Figure contents as structured data:
— start —
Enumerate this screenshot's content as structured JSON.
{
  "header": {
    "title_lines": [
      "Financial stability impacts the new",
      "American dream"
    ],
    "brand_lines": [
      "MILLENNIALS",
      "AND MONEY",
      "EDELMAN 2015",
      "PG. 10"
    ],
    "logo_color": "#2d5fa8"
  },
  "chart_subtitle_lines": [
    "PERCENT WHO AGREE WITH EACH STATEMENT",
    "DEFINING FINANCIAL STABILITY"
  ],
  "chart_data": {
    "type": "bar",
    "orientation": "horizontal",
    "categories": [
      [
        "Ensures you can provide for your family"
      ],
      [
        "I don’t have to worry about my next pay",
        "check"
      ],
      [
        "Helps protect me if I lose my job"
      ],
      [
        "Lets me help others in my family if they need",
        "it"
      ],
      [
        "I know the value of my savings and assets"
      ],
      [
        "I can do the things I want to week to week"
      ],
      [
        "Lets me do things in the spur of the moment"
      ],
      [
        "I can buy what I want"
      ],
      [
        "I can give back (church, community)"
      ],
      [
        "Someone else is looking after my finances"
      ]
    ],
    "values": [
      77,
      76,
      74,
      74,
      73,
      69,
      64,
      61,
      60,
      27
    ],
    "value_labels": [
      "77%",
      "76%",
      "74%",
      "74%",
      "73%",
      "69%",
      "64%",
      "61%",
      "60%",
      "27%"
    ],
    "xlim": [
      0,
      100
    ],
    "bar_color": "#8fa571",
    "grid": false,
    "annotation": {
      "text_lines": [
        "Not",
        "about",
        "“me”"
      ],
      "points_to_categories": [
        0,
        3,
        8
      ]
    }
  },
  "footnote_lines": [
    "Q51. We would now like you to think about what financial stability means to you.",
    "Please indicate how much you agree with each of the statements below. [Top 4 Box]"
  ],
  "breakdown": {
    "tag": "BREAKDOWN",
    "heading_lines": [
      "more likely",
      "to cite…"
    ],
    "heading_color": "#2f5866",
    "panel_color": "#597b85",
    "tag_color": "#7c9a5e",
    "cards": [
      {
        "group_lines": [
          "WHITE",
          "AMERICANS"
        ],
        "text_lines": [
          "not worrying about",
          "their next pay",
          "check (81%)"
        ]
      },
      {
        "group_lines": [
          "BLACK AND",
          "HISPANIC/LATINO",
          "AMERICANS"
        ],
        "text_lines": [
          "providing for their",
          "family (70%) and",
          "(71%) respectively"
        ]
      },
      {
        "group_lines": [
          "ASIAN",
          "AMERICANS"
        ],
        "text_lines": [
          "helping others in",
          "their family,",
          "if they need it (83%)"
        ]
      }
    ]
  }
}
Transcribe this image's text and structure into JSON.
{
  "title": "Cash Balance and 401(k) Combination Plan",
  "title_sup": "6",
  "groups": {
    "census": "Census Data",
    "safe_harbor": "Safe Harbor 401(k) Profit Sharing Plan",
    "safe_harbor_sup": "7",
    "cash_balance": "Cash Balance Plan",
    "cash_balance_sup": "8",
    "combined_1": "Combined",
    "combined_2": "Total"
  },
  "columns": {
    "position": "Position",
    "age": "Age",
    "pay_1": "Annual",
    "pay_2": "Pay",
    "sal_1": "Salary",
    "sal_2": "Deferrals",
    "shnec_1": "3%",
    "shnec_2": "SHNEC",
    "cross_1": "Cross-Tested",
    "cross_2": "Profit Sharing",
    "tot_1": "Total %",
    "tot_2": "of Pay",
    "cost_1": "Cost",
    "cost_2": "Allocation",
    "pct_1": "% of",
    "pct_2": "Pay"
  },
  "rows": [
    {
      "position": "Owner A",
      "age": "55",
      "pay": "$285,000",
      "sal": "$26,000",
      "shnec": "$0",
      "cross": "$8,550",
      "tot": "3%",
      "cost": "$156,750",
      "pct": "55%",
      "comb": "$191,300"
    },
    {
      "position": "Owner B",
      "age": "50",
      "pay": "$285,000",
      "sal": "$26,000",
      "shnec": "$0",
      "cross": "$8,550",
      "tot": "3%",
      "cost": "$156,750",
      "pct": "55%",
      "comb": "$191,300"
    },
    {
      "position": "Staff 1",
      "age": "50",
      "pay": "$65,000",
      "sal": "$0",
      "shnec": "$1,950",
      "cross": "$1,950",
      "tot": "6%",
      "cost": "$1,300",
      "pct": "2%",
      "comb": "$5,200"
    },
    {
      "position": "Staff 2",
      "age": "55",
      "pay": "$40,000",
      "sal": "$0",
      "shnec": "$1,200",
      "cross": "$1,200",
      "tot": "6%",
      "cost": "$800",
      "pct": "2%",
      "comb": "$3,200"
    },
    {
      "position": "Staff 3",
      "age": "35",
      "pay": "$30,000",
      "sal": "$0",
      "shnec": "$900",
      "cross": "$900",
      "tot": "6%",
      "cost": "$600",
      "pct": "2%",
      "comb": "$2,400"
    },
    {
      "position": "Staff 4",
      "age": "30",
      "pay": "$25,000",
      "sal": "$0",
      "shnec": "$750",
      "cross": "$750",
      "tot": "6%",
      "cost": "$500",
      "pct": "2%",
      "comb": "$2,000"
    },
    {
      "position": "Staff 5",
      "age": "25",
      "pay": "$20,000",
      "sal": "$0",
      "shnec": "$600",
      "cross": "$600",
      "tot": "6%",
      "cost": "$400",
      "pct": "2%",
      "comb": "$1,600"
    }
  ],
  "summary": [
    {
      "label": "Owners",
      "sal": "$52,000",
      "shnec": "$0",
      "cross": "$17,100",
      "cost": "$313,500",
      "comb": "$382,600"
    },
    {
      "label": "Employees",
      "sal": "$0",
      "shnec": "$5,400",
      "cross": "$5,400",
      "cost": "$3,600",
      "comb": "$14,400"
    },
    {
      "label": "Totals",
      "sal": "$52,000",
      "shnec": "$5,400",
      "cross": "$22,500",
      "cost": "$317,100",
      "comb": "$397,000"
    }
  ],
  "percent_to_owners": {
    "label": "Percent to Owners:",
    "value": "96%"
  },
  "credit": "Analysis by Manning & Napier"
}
— end —
- **PROBLEM**
Can you restate every record above word for word?

- **WRITTEN REPLY**
Enumerate this screenshot's content as structured JSON.
{
  "header": {
    "title_lines": [
      "Financial stability impacts the new",
      "American dream"
    ],
    "brand_lines": [
      "MILLENNIALS",
      "AND MONEY",
      "EDELMAN 2015",
      "PG. 10"
    ],
    "logo_color": "#2d5fa8"
  },
  "chart_subtitle_lines": [
    "PERCENT WHO AGREE WITH EACH STATEMENT",
    "DEFINING FINANCIAL STABILITY"
  ],
  "chart_data": {
    "type": "bar",
    "orientation": "horizontal",
    "categories": [
      [
        "Ensures you can provide for your family"
      ],
      [
        "I don’t have to worry about my next pay",
        "check"
      ],
      [
        "Helps protect me if I lose my job"
      ],
      [
        "Lets me help others in my family if they need",
        "it"
      ],
      [
        "I know the value of my savings and assets"
      ],
      [
        "I can do the things I want to week to week"
      ],
      [
        "Lets me do things in the spur of the moment"
      ],
      [
        "I can buy what I want"
      ],
      [
        "I can give back (church, community)"
      ],
      [
        "Someone else is looking after my finances"
      ]
    ],
    "values": [
      77,
      76,
      74,
      74,
      73,
      69,
      64,
      61,
      60,
      27
    ],
    "value_labels": [
      "77%",
      "76%",
      "74%",
      "74%",
      "73%",
      "69%",
      "64%",
      "61%",
      "60%",
      "27%"
    ],
    "xlim": [
      0,
      100
    ],
    "bar_color": "#8fa571",
    "grid": false,
    "annotation": {
      "text_lines": [
        "Not",
        "about",
        "“me”"
      ],
      "points_to_categories": [
        0,
        3,
        8
      ]
    }
  },
  "footnote_lines": [
    "Q51. We would now like you to think about what financial stability means to you.",
    "Please indicate how much you agree with each of the statements below. [Top 4 Box]"
  ],
  "breakdown": {
    "tag": "BREAKDOWN",
    "heading_lines": [
      "more likely",
      "to cite…"
    ],
    "heading_color": "#2f5866",
    "panel_color": "#597b85",
    "tag_color": "#7c9a5e",
    "cards": [
      {
        "group_lines": [
          "WHITE",
          "AMERICANS"
        ],
        "text_lines": [
          "not worrying about",
          "their next pay",
          "check (81%)"
        ]
      },
      {
        "group_lines": [
          "BLACK AND",
          "HISPANIC/LATINO",
          "AMERICANS"
        ],
        "text_lines": [
          "providing for their",
          "family (70%) and",
          "(71%) respectively"
        ]
      },
      {
        "group_lines": [
          "ASIAN",
          "AMERICANS"
        ],
        "text_lines": [
          "helping others in",
          "their family,",
          "if they need it (83%)"
        ]
      }
    ]
  }
}
Transcribe this image's text and structure into JSON.
{
  "title": "Cash Balance and 401(k) Combination Plan",
  "title_sup": "6",
  "groups": {
    "census": "Census Data",
    "safe_harbor": "Safe Harbor 401(k) Profit Sharing Plan",
    "safe_harbor_sup": "7",
    "cash_balance": "Cash Balance Plan",
    "cash_balance_sup": "8",
    "combined_1": "Combined",
    "combined_2": "Total"
  },
  "columns": {
    "position": "Position",
    "age": "Age",
    "pay_1": "Annual",
    "pay_2": "Pay",
    "sal_1": "Salary",
    "sal_2": "Deferrals",
    "shnec_1": "3%",
    "shnec_2": "SHNEC",
    "cross_1": "Cross-Tested",
    "cross_2": "Profit Sharing",
    "tot_1": "Total %",
    "tot_2": "of Pay",
    "cost_1": "Cost",
    "cost_2": "Allocation",
    "pct_1": "% of",
    "pct_2": "Pay"
  },
  "rows": [
    {
      "position": "Owner A",
      "age": "55",
      "pay": "$285,000",
      "sal": "$26,000",
      "shnec": "$0",
      "cross": "$8,550",
      "tot": "3%",
      "cost": "$156,750",
      "pct": "55%",
      "comb": "$191,300"
    },
    {
      "position": "Owner B",
      "age": "50",
      "pay": "$285,000",
      "sal": "$26,000",
      "shnec": "$0",
      "cross": "$8,550",
      "tot": "3%",
      "cost": "$156,750",
      "pct": "55%",
      "comb": "$191,300"
    },
    {
      "position": "Staff 1",
      "age": "50",
      "pay": "$65,000",
      "sal": "$0",
      "shnec": "$1,950",
      "cross": "$1,950",
      "tot": "6%",
      "cost": "$1,300",
      "pct": "2%",
      "comb": "$5,200"
    },
    {
      "position": "Staff 2",
      "age": "55",
      "pay": "$40,000",
      "sal": "$0",
      "shnec": "$1,200",
      "cross": "$1,200",
      "tot": "6%",
      "cost": "$800",
      "pct": "2%",
      "comb": "$3,200"
    },
    {
      "position": "Staff 3",
      "age": "35",
      "pay": "$30,000",
      "sal": "$0",
      "shnec": "$900",
      "cross": "$900",
      "tot": "6%",
      "cost": "$600",
      "pct": "2%",
      "comb": "$2,400"
    },
    {
      "position": "Staff 4",
      "age": "30",
      "pay": "$25,000",
      "sal": "$0",
      "shnec": "$750",
      "cross": "$750",
      "tot": "6%",
      "cost": "$500",
      "pct": "2%",
      "comb": "$2,000"
    },
    {
      "position": "Staff 5",
      "age": "25",
      "pay": "$20,000",
      "sal": "$0",
      "shnec": "$600",
      "cross": "$600",
      "tot": "6%",
      "cost": "$400",
      "pct": "2%",
      "comb": "$1,600"
    }
  ],
  "summary": [
    {
      "label": "Owners",
      "sal": "$52,000",
      "shnec": "$0",
      "cross": "$17,100",
      "cost": "$313,500",
      "comb": "$382,600"
    },
    {
      "label": "Employees",
      "sal": "$0",
      "shnec": "$5,400",
      "cross": "$5,400",
      "cost": "$3,600",
      "comb": "$14,400"
    },
    {
      "label": "Totals",
      "sal": "$52,000",
      "shnec": "$5,400",
      "cross": "$22,500",
      "cost": "$317,100",
      "comb": "$397,000"
    }
  ],
  "percent_to_owners": {
    "label": "Percent to Owners:",
    "value": "96%"
  },
  "credit": "Analysis by Manning & Napier"
}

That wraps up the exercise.